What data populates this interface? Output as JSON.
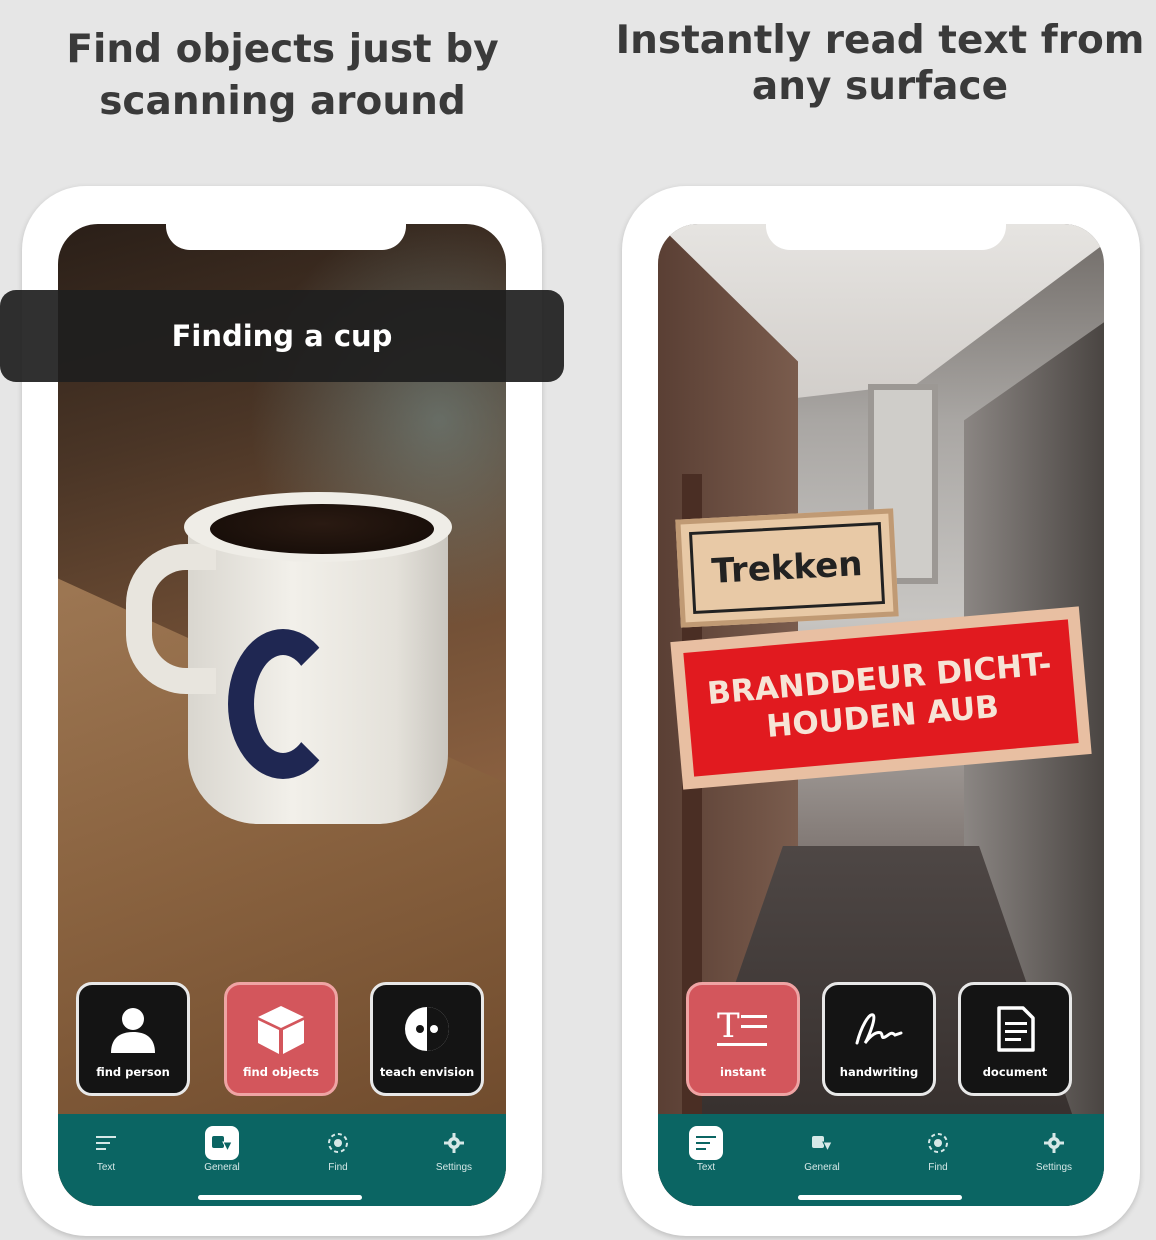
{
  "panels": [
    {
      "headline": [
        "Find objects just by",
        "scanning around"
      ],
      "banner": "Finding a cup",
      "tiles": [
        {
          "label": "find person",
          "icon": "person-icon",
          "active": false
        },
        {
          "label": "find objects",
          "icon": "cube-icon",
          "active": true
        },
        {
          "label": "teach envision",
          "icon": "half-circle-icon",
          "active": false
        }
      ]
    },
    {
      "headline": [
        "Instantly read text from",
        "any surface"
      ],
      "signs": {
        "trekken": "Trekken",
        "brand_line1": "BRANDDEUR DICHT-",
        "brand_line2": "HOUDEN AUB"
      },
      "tiles": [
        {
          "label": "instant",
          "icon": "text-instant-icon",
          "active": true
        },
        {
          "label": "handwriting",
          "icon": "signature-icon",
          "active": false
        },
        {
          "label": "document",
          "icon": "document-icon",
          "active": false
        }
      ]
    }
  ],
  "nav": {
    "items": [
      "Text",
      "General",
      "Find",
      "Settings"
    ]
  },
  "colors": {
    "navbar": "#0b6563",
    "active_tile": "#d3565c",
    "banner": "#1e1e1e"
  }
}
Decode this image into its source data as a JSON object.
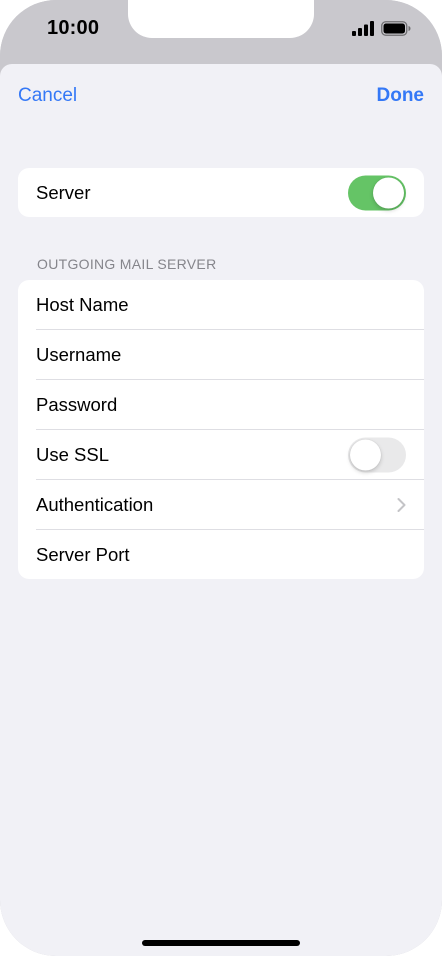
{
  "status_bar": {
    "time": "10:00",
    "signal_icon": "cellular-signal-icon",
    "battery_icon": "battery-icon"
  },
  "nav": {
    "cancel_label": "Cancel",
    "done_label": "Done"
  },
  "server_group": {
    "label": "Server",
    "toggle_on": true
  },
  "outgoing": {
    "header": "OUTGOING MAIL SERVER",
    "rows": [
      {
        "label": "Host Name"
      },
      {
        "label": "Username"
      },
      {
        "label": "Password"
      },
      {
        "label": "Use SSL",
        "toggle_on": false
      },
      {
        "label": "Authentication",
        "icon": "chevron-right-icon"
      },
      {
        "label": "Server Port"
      }
    ]
  },
  "colors": {
    "accent": "#3478f6",
    "toggle_on": "#65c466",
    "toggle_off": "#e9e9ea",
    "background": "#f1f1f6"
  }
}
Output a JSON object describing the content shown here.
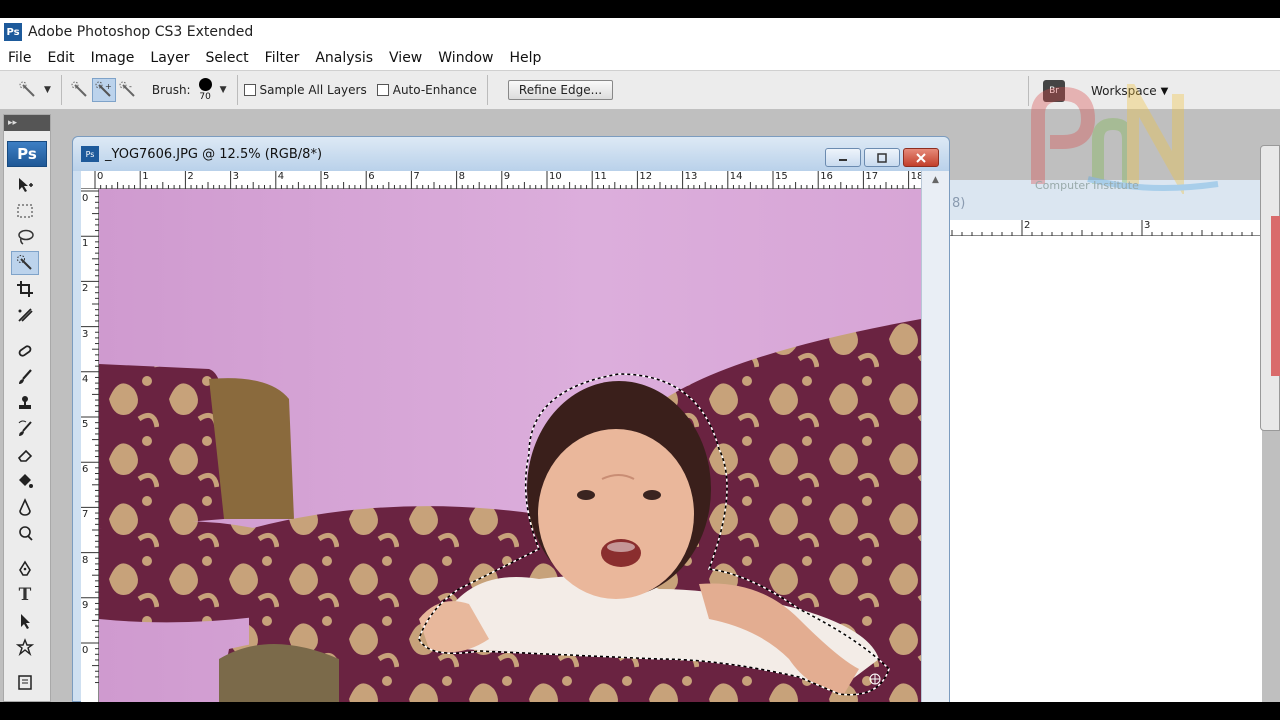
{
  "app": {
    "logo": "Ps",
    "title": "Adobe Photoshop CS3 Extended"
  },
  "menu": [
    "File",
    "Edit",
    "Image",
    "Layer",
    "Select",
    "Filter",
    "Analysis",
    "View",
    "Window",
    "Help"
  ],
  "options": {
    "brush_label": "Brush:",
    "brush_size": "70",
    "sample_all_layers": "Sample All Layers",
    "sample_all_layers_checked": false,
    "auto_enhance": "Auto-Enhance",
    "auto_enhance_checked": false,
    "refine_edge": "Refine Edge...",
    "workspace": "Workspace",
    "workspace_icon_text": "Br"
  },
  "toolbox": {
    "collapse": "▸▸",
    "logo": "Ps"
  },
  "document": {
    "icon_text": "Ps",
    "title": "_YOG7606.JPG @ 12.5% (RGB/8*)",
    "ruler_top": [
      "0",
      "1",
      "2",
      "3",
      "4",
      "5",
      "6",
      "7",
      "8",
      "9",
      "10",
      "11",
      "12",
      "13",
      "14",
      "15",
      "16",
      "17",
      "18"
    ],
    "ruler_left": [
      "0",
      "1",
      "2",
      "3",
      "4",
      "5",
      "6",
      "7",
      "8",
      "9",
      "0"
    ],
    "selection": "marching-ants outline around the child"
  },
  "document2": {
    "title_fragment": "8)",
    "ruler": [
      "2",
      "3"
    ]
  },
  "watermark": {
    "text": "Computer Institute"
  },
  "colors": {
    "wall": "#d8a6d8",
    "sofa": "#6e2443",
    "sofa_pattern": "#c9a57e",
    "selection_accent": "#ffffff",
    "ps_blue": "#1d5a9b"
  }
}
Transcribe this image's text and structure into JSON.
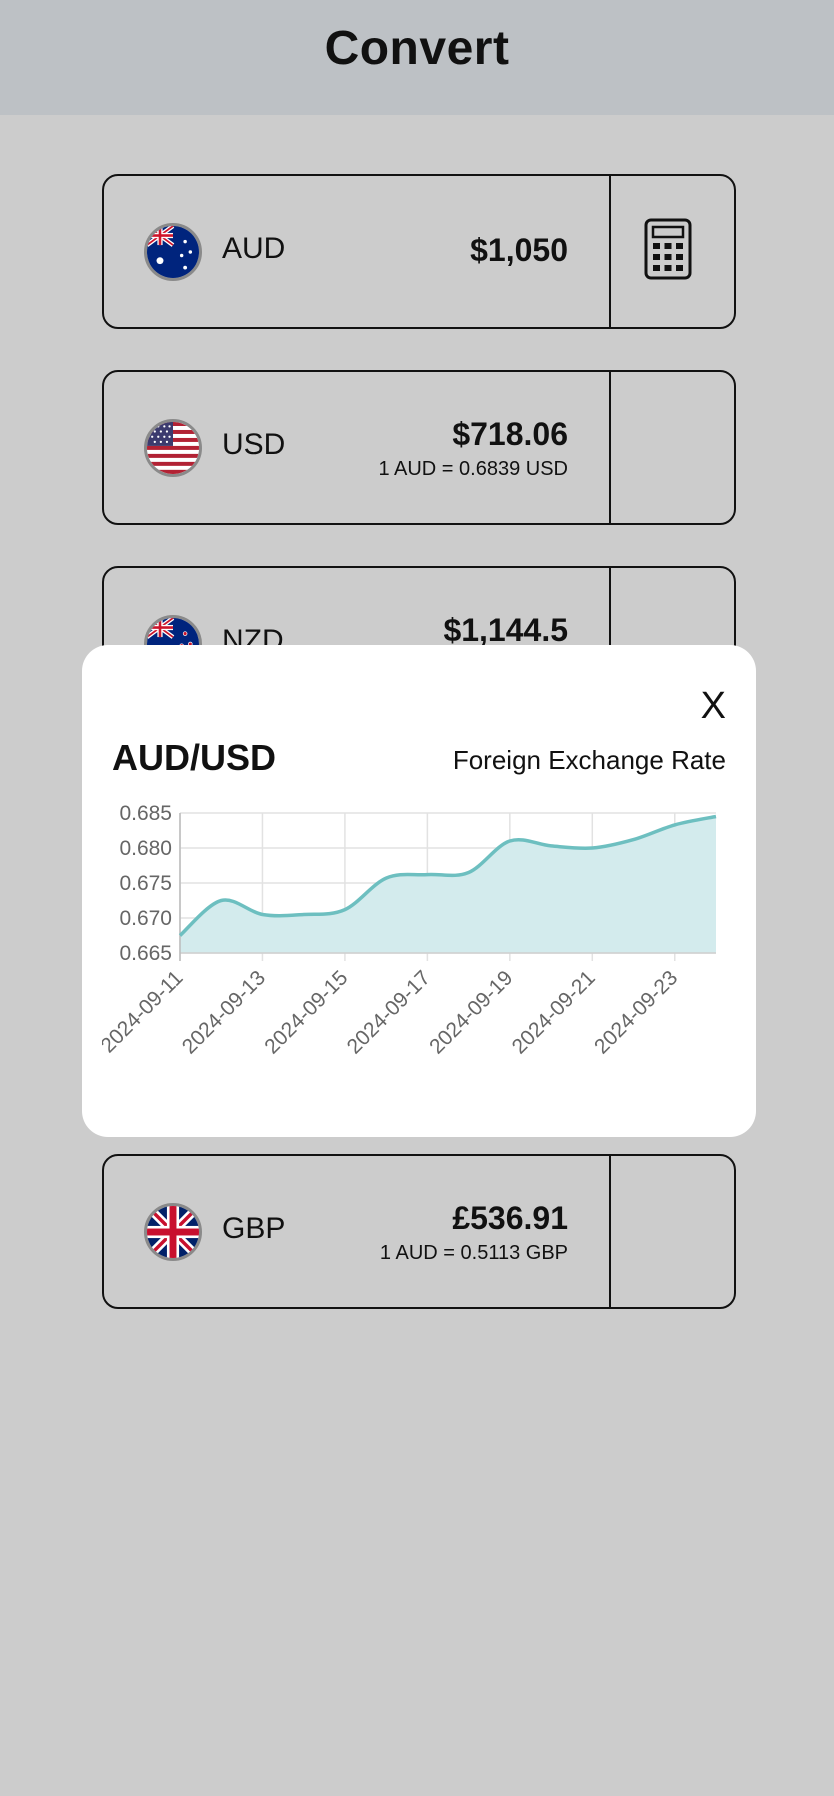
{
  "header": {
    "title": "Convert"
  },
  "cards": [
    {
      "code": "AUD",
      "amount": "$1,050",
      "rate": ""
    },
    {
      "code": "USD",
      "amount": "$718.06",
      "rate": "1 AUD = 0.6839 USD"
    },
    {
      "code": "NZD",
      "amount": "$1,144.5",
      "rate": ""
    },
    {
      "code": "GBP",
      "amount": "£536.91",
      "rate": "1 AUD = 0.5113 GBP"
    }
  ],
  "modal": {
    "close_label": "X",
    "pair": "AUD/USD",
    "subtitle": "Foreign Exchange Rate"
  },
  "colors": {
    "line": "#6dbfc0",
    "fill": "#d3ebed",
    "background": "#cccccc",
    "header": "#bdc1c5"
  },
  "chart_data": {
    "type": "area",
    "x": [
      "2024-09-11",
      "2024-09-12",
      "2024-09-13",
      "2024-09-14",
      "2024-09-15",
      "2024-09-16",
      "2024-09-17",
      "2024-09-18",
      "2024-09-19",
      "2024-09-20",
      "2024-09-21",
      "2024-09-22",
      "2024-09-23",
      "2024-09-24"
    ],
    "y": [
      0.6675,
      0.6725,
      0.6705,
      0.6705,
      0.6712,
      0.6757,
      0.6762,
      0.6765,
      0.681,
      0.6803,
      0.68,
      0.6812,
      0.6833,
      0.6845
    ],
    "x_ticks": [
      "2024-09-11",
      "2024-09-13",
      "2024-09-15",
      "2024-09-17",
      "2024-09-19",
      "2024-09-21",
      "2024-09-23"
    ],
    "y_ticks": [
      "0.665",
      "0.670",
      "0.675",
      "0.680",
      "0.685"
    ],
    "ylim": [
      0.665,
      0.685
    ],
    "grid": true
  }
}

> **EXERCISE REQUIREMENTS**
Output all of the records exactly as they appear above, but not the pictures.

> **EXPECTED ANSWER**
What data populates this interface? Output as JSON.
{
  "panels": [
    {
      "headline": [
        "Find objects just by",
        "scanning around"
      ],
      "banner": "Finding a cup",
      "tiles": [
        {
          "label": "find person",
          "icon": "person-icon",
          "active": false
        },
        {
          "label": "find objects",
          "icon": "cube-icon",
          "active": true
        },
        {
          "label": "teach envision",
          "icon": "half-circle-icon",
          "active": false
        }
      ]
    },
    {
      "headline": [
        "Instantly read text from",
        "any surface"
      ],
      "signs": {
        "trekken": "Trekken",
        "brand_line1": "BRANDDEUR DICHT-",
        "brand_line2": "HOUDEN AUB"
      },
      "tiles": [
        {
          "label": "instant",
          "icon": "text-instant-icon",
          "active": true
        },
        {
          "label": "handwriting",
          "icon": "signature-icon",
          "active": false
        },
        {
          "label": "document",
          "icon": "document-icon",
          "active": false
        }
      ]
    }
  ],
  "nav": {
    "items": [
      "Text",
      "General",
      "Find",
      "Settings"
    ]
  },
  "colors": {
    "navbar": "#0b6563",
    "active_tile": "#d3565c",
    "banner": "#1e1e1e"
  }
}
Decode this image into its source data as a JSON object.
{
  "status_bar": {
    "time": "10:00",
    "signal_icon": "cellular-signal-icon",
    "battery_icon": "battery-icon"
  },
  "nav": {
    "cancel_label": "Cancel",
    "done_label": "Done"
  },
  "server_group": {
    "label": "Server",
    "toggle_on": true
  },
  "outgoing": {
    "header": "OUTGOING MAIL SERVER",
    "rows": [
      {
        "label": "Host Name"
      },
      {
        "label": "Username"
      },
      {
        "label": "Password"
      },
      {
        "label": "Use SSL",
        "toggle_on": false
      },
      {
        "label": "Authentication",
        "icon": "chevron-right-icon"
      },
      {
        "label": "Server Port"
      }
    ]
  },
  "colors": {
    "accent": "#3478f6",
    "toggle_on": "#65c466",
    "toggle_off": "#e9e9ea",
    "background": "#f1f1f6"
  }
}
Output a JSON object describing the content shown here.
{
  "app": {
    "logo": "Ps",
    "title": "Adobe Photoshop CS3 Extended"
  },
  "menu": [
    "File",
    "Edit",
    "Image",
    "Layer",
    "Select",
    "Filter",
    "Analysis",
    "View",
    "Window",
    "Help"
  ],
  "options": {
    "brush_label": "Brush:",
    "brush_size": "70",
    "sample_all_layers": "Sample All Layers",
    "sample_all_layers_checked": false,
    "auto_enhance": "Auto-Enhance",
    "auto_enhance_checked": false,
    "refine_edge": "Refine Edge...",
    "workspace": "Workspace",
    "workspace_icon_text": "Br"
  },
  "toolbox": {
    "collapse": "▸▸",
    "logo": "Ps"
  },
  "document": {
    "icon_text": "Ps",
    "title": "_YOG7606.JPG @ 12.5% (RGB/8*)",
    "ruler_top": [
      "0",
      "1",
      "2",
      "3",
      "4",
      "5",
      "6",
      "7",
      "8",
      "9",
      "10",
      "11",
      "12",
      "13",
      "14",
      "15",
      "16",
      "17",
      "18"
    ],
    "ruler_left": [
      "0",
      "1",
      "2",
      "3",
      "4",
      "5",
      "6",
      "7",
      "8",
      "9",
      "0"
    ],
    "selection": "marching-ants outline around the child"
  },
  "document2": {
    "title_fragment": "8)",
    "ruler": [
      "2",
      "3"
    ]
  },
  "watermark": {
    "text": "Computer Institute"
  },
  "colors": {
    "wall": "#d8a6d8",
    "sofa": "#6e2443",
    "sofa_pattern": "#c9a57e",
    "selection_accent": "#ffffff",
    "ps_blue": "#1d5a9b"
  }
}
Transcribe this image's text and structure into JSON.
{
  "header": {
    "title": "Convert"
  },
  "cards": [
    {
      "code": "AUD",
      "amount": "$1,050",
      "rate": ""
    },
    {
      "code": "USD",
      "amount": "$718.06",
      "rate": "1 AUD = 0.6839 USD"
    },
    {
      "code": "NZD",
      "amount": "$1,144.5",
      "rate": ""
    },
    {
      "code": "GBP",
      "amount": "£536.91",
      "rate": "1 AUD = 0.5113 GBP"
    }
  ],
  "modal": {
    "close_label": "X",
    "pair": "AUD/USD",
    "subtitle": "Foreign Exchange Rate"
  },
  "colors": {
    "line": "#6dbfc0",
    "fill": "#d3ebed",
    "background": "#cccccc",
    "header": "#bdc1c5"
  },
  "chart_data": {
    "type": "area",
    "x": [
      "2024-09-11",
      "2024-09-12",
      "2024-09-13",
      "2024-09-14",
      "2024-09-15",
      "2024-09-16",
      "2024-09-17",
      "2024-09-18",
      "2024-09-19",
      "2024-09-20",
      "2024-09-21",
      "2024-09-22",
      "2024-09-23",
      "2024-09-24"
    ],
    "y": [
      0.6675,
      0.6725,
      0.6705,
      0.6705,
      0.6712,
      0.6757,
      0.6762,
      0.6765,
      0.681,
      0.6803,
      0.68,
      0.6812,
      0.6833,
      0.6845
    ],
    "x_ticks": [
      "2024-09-11",
      "2024-09-13",
      "2024-09-15",
      "2024-09-17",
      "2024-09-19",
      "2024-09-21",
      "2024-09-23"
    ],
    "y_ticks": [
      "0.665",
      "0.670",
      "0.675",
      "0.680",
      "0.685"
    ],
    "ylim": [
      0.665,
      0.685
    ],
    "grid": true
  }
}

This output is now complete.